Data records:
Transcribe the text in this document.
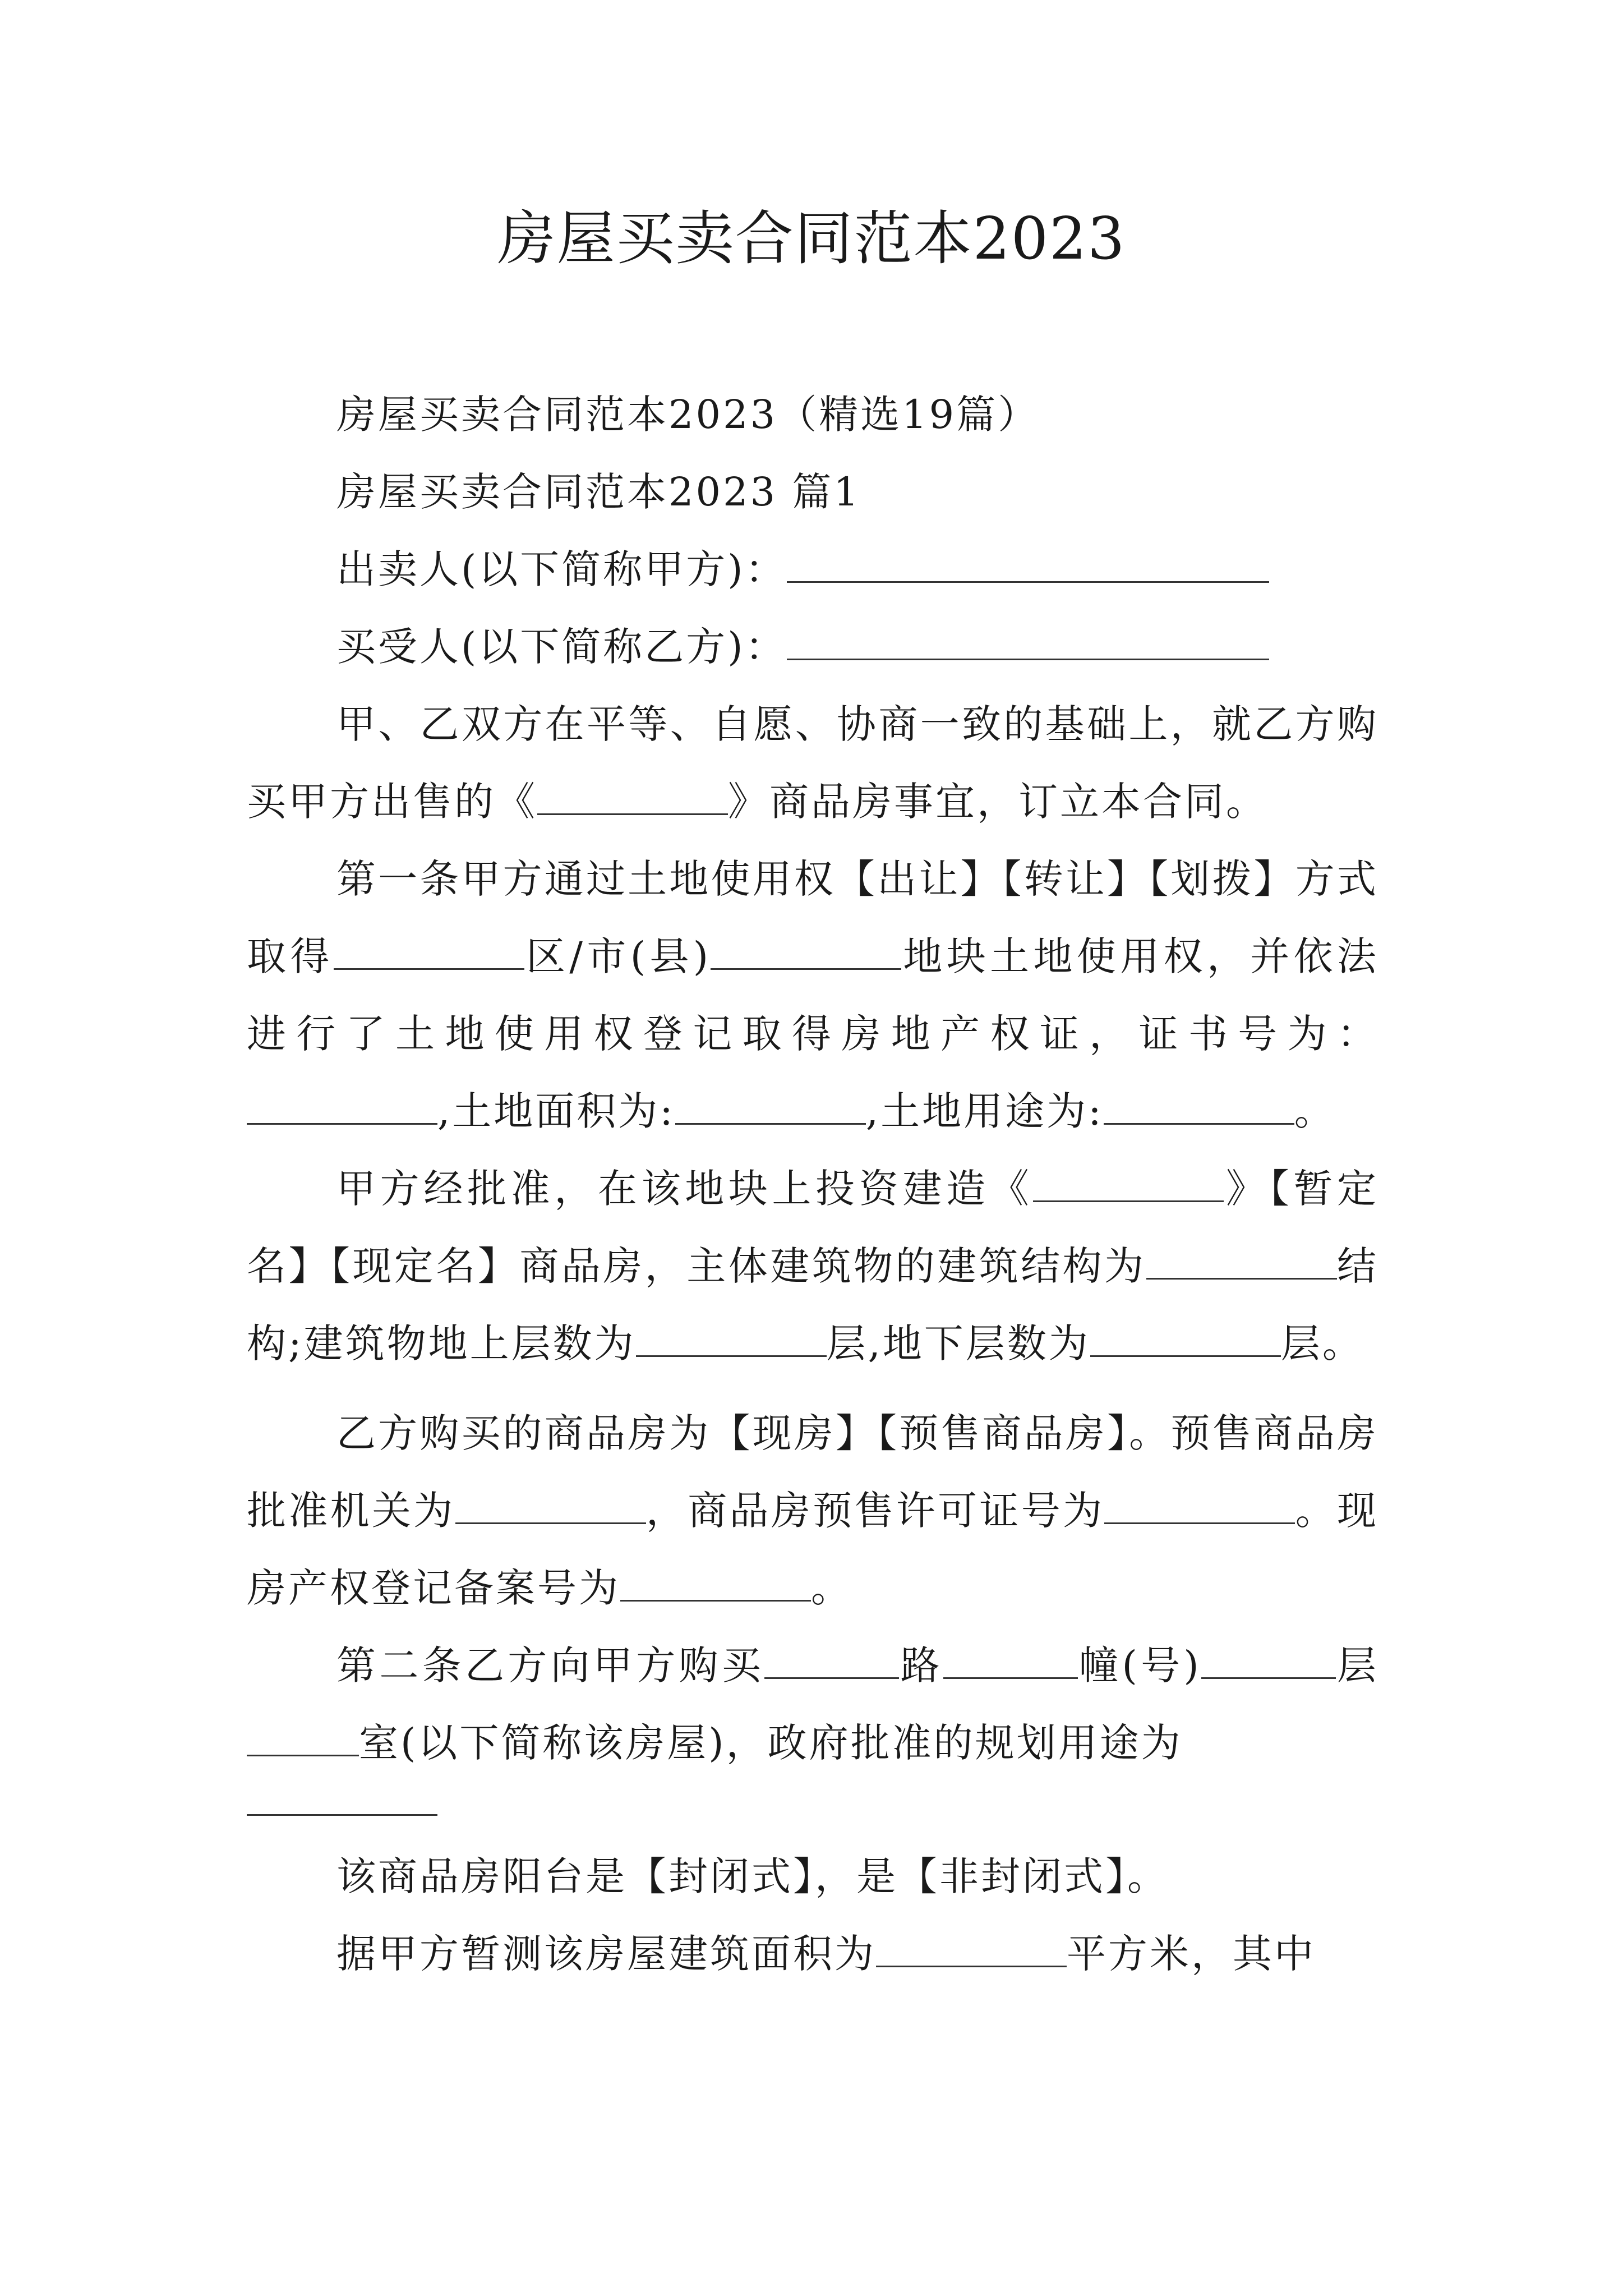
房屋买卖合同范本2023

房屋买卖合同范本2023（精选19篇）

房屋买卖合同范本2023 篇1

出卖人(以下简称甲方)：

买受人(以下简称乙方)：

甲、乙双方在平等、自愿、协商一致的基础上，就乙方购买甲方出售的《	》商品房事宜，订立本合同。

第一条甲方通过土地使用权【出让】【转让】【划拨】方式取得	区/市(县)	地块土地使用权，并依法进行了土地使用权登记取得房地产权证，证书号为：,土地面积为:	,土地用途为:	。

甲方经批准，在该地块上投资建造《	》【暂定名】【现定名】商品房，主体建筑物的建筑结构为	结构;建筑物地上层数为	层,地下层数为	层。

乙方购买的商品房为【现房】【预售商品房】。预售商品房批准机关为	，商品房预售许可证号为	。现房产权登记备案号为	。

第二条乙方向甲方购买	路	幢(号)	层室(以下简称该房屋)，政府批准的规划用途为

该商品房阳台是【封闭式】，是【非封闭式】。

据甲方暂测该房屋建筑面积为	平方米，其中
==
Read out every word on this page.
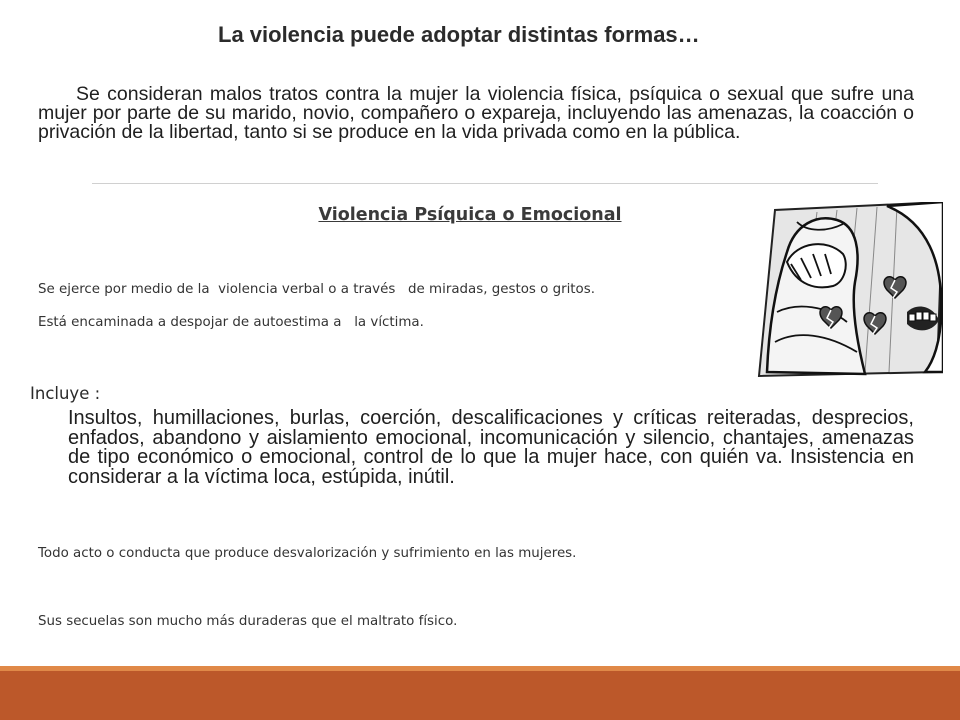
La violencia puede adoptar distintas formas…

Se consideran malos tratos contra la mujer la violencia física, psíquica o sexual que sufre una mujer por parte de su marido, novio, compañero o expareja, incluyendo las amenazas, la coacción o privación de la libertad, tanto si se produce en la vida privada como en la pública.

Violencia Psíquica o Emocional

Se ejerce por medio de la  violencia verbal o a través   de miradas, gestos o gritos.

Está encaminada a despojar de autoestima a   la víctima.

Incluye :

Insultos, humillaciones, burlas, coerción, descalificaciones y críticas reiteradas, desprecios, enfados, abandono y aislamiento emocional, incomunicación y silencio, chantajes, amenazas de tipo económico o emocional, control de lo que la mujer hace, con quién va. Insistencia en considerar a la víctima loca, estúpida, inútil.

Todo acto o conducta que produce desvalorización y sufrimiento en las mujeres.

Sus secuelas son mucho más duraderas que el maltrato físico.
==
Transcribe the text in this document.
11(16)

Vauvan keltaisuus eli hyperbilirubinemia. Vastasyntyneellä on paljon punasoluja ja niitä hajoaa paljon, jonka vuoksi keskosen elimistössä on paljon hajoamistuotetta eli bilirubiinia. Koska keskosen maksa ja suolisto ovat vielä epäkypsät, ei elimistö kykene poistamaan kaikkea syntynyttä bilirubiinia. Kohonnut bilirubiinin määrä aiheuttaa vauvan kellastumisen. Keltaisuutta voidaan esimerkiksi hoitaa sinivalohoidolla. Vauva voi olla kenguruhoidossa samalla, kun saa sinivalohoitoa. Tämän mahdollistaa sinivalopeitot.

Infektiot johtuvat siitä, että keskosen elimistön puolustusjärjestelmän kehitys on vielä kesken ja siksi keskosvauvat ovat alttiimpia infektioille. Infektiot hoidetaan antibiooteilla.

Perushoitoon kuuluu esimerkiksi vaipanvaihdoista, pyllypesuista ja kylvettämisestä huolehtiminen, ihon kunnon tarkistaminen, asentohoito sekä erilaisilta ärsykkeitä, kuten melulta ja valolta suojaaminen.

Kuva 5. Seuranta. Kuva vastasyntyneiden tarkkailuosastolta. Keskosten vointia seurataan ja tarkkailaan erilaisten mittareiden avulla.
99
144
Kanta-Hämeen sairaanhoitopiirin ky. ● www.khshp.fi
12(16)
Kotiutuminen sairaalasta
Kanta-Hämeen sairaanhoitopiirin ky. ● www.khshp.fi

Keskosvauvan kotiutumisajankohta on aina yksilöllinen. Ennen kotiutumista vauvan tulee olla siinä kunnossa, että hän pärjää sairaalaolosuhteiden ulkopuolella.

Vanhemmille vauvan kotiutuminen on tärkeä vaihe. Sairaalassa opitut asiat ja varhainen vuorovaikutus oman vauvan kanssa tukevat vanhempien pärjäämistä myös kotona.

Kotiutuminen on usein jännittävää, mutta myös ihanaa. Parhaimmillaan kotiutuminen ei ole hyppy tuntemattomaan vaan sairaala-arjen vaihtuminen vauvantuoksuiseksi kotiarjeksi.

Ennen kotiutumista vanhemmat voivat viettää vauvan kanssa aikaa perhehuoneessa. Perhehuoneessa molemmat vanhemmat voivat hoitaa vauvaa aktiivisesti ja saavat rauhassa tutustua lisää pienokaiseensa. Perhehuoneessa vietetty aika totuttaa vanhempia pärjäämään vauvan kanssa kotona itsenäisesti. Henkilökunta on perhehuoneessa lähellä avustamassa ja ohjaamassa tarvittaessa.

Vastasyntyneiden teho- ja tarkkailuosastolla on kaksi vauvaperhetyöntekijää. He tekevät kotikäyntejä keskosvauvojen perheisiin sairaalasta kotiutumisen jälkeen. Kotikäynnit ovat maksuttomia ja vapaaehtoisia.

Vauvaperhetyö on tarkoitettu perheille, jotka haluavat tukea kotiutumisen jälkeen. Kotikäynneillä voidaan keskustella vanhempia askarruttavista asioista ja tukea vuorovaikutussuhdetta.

Problem description -> State only the number of lines in these entries that contain "produce".

Result of this exercise -> 2